• **WHAT IS NEEDED**: Write out each of the following records line for line, without any changes, and omit the pictures.
══ DATASET ROWS
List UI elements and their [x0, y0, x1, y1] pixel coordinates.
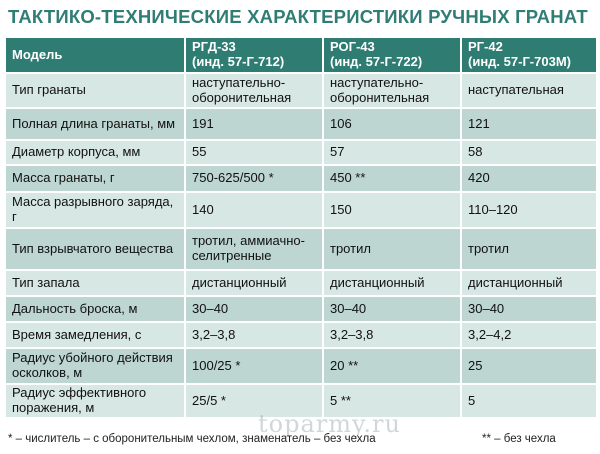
- table-row: [5, 384, 597, 418]
- table-cell: наступательная: [461, 73, 597, 108]
- table-cell: 25/5 *: [185, 384, 323, 418]
- header-col-rog43: [323, 37, 461, 73]
- table-cell: 58: [461, 140, 597, 165]
- table-cell: 121: [461, 108, 597, 140]
- header-col-rgd33: [185, 37, 323, 73]
- table-row: [5, 270, 597, 296]
- header-model: Модель: [5, 37, 185, 73]
- table-cell: 5 **: [323, 384, 461, 418]
- page-title: ТАКТИКО-ТЕХНИЧЕСКИЕ ХАРАКТЕРИСТИКИ РУЧНЫХ ГРАНАТ: [8, 6, 588, 27]
- header-col-name: РОГ-43: [330, 39, 375, 55]
- table-cell: 100/25 *: [185, 348, 323, 384]
- table-cell: 57: [323, 140, 461, 165]
- footnote-1: * – числитель – с оборонительным чехлом, знаменатель – без чехла: [8, 433, 376, 445]
- table-cell: 106: [323, 108, 461, 140]
- table-cell: 750-625/500 *: [185, 165, 323, 192]
- row-label: Время замедления, с: [5, 322, 185, 348]
- title-bar: [0, 0, 600, 36]
- table-row: [5, 140, 597, 165]
- table-cell: 110–120: [461, 192, 597, 228]
- row-label: Диаметр корпуса, мм: [5, 140, 185, 165]
- table-cell: 191: [185, 108, 323, 140]
- table-cell: 30–40: [185, 296, 323, 322]
- header-row: [5, 37, 597, 73]
- table-cell: 20 **: [323, 348, 461, 384]
- table-row: [5, 296, 597, 322]
- table-cell: 140: [185, 192, 323, 228]
- spec-table: [4, 36, 598, 419]
- table-row: [5, 322, 597, 348]
- table-cell: 5: [461, 384, 597, 418]
- watermark: toparmy.ru: [258, 410, 401, 438]
- row-label: Масса разрывного заряда, г: [5, 192, 185, 228]
- table-cell: тротил: [461, 228, 597, 270]
- table-cell: 420: [461, 165, 597, 192]
- table-cell: 25: [461, 348, 597, 384]
- table-row: [5, 228, 597, 270]
- table-cell: дистанционный: [323, 270, 461, 296]
- table-row: [5, 73, 597, 108]
- table-cell: тротил, аммиачно-селитренные: [185, 228, 323, 270]
- table-cell: 3,2–4,2: [461, 322, 597, 348]
- table-row: [5, 192, 597, 228]
- table-cell: 3,2–3,8: [323, 322, 461, 348]
- row-label: Тип взрывчатого вещества: [5, 228, 185, 270]
- table-row: [5, 108, 597, 140]
- footnote-2: ** – без чехла: [482, 433, 556, 445]
- header-col-name: РГ-42: [468, 39, 503, 55]
- table-cell: 55: [185, 140, 323, 165]
- table-cell: 30–40: [323, 296, 461, 322]
- row-label: Радиус эффективного поражения, м: [5, 384, 185, 418]
- row-label: Дальность броска, м: [5, 296, 185, 322]
- table-cell: тротил: [323, 228, 461, 270]
- header-col-rg42: [461, 37, 597, 73]
- row-label: Тип запала: [5, 270, 185, 296]
- table-cell: дистанционный: [461, 270, 597, 296]
- header-col-name: РГД-33: [192, 39, 236, 55]
- row-label: Радиус убойного действия осколков, м: [5, 348, 185, 384]
- table-row: [5, 165, 597, 192]
- table-cell: 3,2–3,8: [185, 322, 323, 348]
- table-cell: наступательно-оборонительная: [323, 73, 461, 108]
- table-cell: дистанционный: [185, 270, 323, 296]
- header-col-index: (инд. 57-Г-712): [192, 54, 285, 69]
- header-col-index: (инд. 57-Г-703М): [468, 54, 571, 69]
- row-label: Тип гранаты: [5, 73, 185, 108]
- header-col-index: (инд. 57-Г-722): [330, 54, 423, 69]
- row-label: Полная длина гранаты, мм: [5, 108, 185, 140]
- table-cell: 150: [323, 192, 461, 228]
- table-cell: 450 **: [323, 165, 461, 192]
- table-cell: 30–40: [461, 296, 597, 322]
- table-row: [5, 348, 597, 384]
- row-label: Масса гранаты, г: [5, 165, 185, 192]
- table-cell: наступательно-оборонительная: [185, 73, 323, 108]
════
• **WRITTEN REPLY**:
List UI elements and their [x0, y0, x1, y1] pixel coordinates.
- table-row: [5, 384, 597, 418]
- table-cell: наступательная: [461, 73, 597, 108]
- table-cell: 25/5 *: [185, 384, 323, 418]
- header-col-rog43: [323, 37, 461, 73]
- table-cell: 58: [461, 140, 597, 165]
- table-cell: 121: [461, 108, 597, 140]
- header-col-rgd33: [185, 37, 323, 73]
- table-row: [5, 270, 597, 296]
- header-model: Модель: [5, 37, 185, 73]
- table-cell: 5 **: [323, 384, 461, 418]
- page-title: ТАКТИКО-ТЕХНИЧЕСКИЕ ХАРАКТЕРИСТИКИ РУЧНЫХ ГРАНАТ: [8, 6, 588, 27]
- header-col-name: РОГ-43: [330, 39, 375, 55]
- table-cell: 100/25 *: [185, 348, 323, 384]
- table-cell: 57: [323, 140, 461, 165]
- footnote-1: * – числитель – с оборонительным чехлом, знаменатель – без чехла: [8, 433, 376, 445]
- table-cell: 106: [323, 108, 461, 140]
- table-cell: 750-625/500 *: [185, 165, 323, 192]
- row-label: Время замедления, с: [5, 322, 185, 348]
- title-bar: [0, 0, 600, 36]
- table-row: [5, 140, 597, 165]
- table-cell: 110–120: [461, 192, 597, 228]
- row-label: Диаметр корпуса, мм: [5, 140, 185, 165]
- table-cell: 191: [185, 108, 323, 140]
- table-cell: 30–40: [185, 296, 323, 322]
- header-row: [5, 37, 597, 73]
- table-cell: 20 **: [323, 348, 461, 384]
- table-row: [5, 296, 597, 322]
- table-cell: 140: [185, 192, 323, 228]
- spec-table: [4, 36, 598, 419]
- table-row: [5, 322, 597, 348]
- table-cell: 5: [461, 384, 597, 418]
- watermark: toparmy.ru: [258, 410, 401, 438]
- row-label: Масса разрывного заряда, г: [5, 192, 185, 228]
- table-cell: тротил: [461, 228, 597, 270]
- table-cell: 420: [461, 165, 597, 192]
- table-cell: 25: [461, 348, 597, 384]
- table-row: [5, 228, 597, 270]
- table-cell: дистанционный: [323, 270, 461, 296]
- table-row: [5, 73, 597, 108]
- table-cell: тротил, аммиачно-селитренные: [185, 228, 323, 270]
- table-cell: 3,2–4,2: [461, 322, 597, 348]
- table-row: [5, 192, 597, 228]
- table-cell: 3,2–3,8: [323, 322, 461, 348]
- row-label: Тип взрывчатого вещества: [5, 228, 185, 270]
- table-row: [5, 108, 597, 140]
- footnote-2: ** – без чехла: [482, 433, 556, 445]
- header-col-name: РГ-42: [468, 39, 503, 55]
- table-cell: 55: [185, 140, 323, 165]
- table-cell: 30–40: [323, 296, 461, 322]
- row-label: Радиус эффективного поражения, м: [5, 384, 185, 418]
- row-label: Дальность броска, м: [5, 296, 185, 322]
- table-cell: тротил: [323, 228, 461, 270]
- header-col-rg42: [461, 37, 597, 73]
- row-label: Тип запала: [5, 270, 185, 296]
- table-cell: дистанционный: [461, 270, 597, 296]
- header-col-name: РГД-33: [192, 39, 236, 55]
- row-label: Радиус убойного действия осколков, м: [5, 348, 185, 384]
- table-row: [5, 165, 597, 192]
- table-cell: 3,2–3,8: [185, 322, 323, 348]
- table-cell: наступательно-оборонительная: [323, 73, 461, 108]
- table-cell: дистанционный: [185, 270, 323, 296]
- header-col-index: (инд. 57-Г-712): [192, 54, 285, 69]
- header-col-index: (инд. 57-Г-703М): [468, 54, 571, 69]
- row-label: Тип гранаты: [5, 73, 185, 108]
- header-col-index: (инд. 57-Г-722): [330, 54, 423, 69]
- row-label: Полная длина гранаты, мм: [5, 108, 185, 140]
- table-cell: 150: [323, 192, 461, 228]
- table-cell: 450 **: [323, 165, 461, 192]
- table-cell: 30–40: [461, 296, 597, 322]
- table-row: [5, 348, 597, 384]
- row-label: Масса гранаты, г: [5, 165, 185, 192]
- table-cell: наступательно-оборонительная: [185, 73, 323, 108]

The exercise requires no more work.